TASK TO COMPLETE
Report only the number of lines that hold the word "Forecast".

[Figure contents as structured data]
-- Begin --
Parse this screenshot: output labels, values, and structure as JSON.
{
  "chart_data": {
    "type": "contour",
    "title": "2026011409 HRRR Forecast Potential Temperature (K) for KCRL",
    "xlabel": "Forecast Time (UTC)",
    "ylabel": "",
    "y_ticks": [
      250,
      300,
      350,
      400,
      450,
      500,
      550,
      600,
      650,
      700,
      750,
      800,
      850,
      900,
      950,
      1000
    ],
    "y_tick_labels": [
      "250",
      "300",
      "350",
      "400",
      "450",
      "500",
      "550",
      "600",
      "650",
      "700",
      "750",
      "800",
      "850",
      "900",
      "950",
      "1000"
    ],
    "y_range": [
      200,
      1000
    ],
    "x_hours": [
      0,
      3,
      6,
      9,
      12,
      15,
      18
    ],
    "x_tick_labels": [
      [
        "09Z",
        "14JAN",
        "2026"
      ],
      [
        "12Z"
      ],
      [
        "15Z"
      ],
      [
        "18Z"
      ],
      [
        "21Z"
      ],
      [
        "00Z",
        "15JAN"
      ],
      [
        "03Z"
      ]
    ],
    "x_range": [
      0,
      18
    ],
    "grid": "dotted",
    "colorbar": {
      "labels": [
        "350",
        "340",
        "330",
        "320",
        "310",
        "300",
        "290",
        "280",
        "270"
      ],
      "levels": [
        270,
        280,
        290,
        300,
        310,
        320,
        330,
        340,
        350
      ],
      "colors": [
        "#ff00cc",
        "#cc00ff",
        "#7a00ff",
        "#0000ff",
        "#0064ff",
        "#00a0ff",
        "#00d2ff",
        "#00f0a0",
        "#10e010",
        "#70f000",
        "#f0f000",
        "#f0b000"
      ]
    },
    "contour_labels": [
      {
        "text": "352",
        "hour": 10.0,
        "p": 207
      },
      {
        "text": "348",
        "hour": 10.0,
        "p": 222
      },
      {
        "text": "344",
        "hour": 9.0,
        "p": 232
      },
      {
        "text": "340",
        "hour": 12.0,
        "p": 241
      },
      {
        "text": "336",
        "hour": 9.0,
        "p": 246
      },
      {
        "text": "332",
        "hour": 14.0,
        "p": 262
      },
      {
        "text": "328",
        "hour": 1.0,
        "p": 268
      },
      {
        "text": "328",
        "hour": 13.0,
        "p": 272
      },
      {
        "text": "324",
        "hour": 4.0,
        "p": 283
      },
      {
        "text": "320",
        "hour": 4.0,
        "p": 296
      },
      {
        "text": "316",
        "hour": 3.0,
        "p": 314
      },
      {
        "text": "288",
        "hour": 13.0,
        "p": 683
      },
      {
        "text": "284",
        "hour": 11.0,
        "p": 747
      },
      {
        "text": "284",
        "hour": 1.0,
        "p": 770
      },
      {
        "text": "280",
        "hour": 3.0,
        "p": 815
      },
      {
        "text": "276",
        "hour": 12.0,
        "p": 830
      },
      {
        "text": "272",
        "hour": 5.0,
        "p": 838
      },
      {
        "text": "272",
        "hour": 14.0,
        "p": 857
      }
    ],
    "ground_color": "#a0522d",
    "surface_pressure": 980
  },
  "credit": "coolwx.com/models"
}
-- End --
RESULT BELOW
2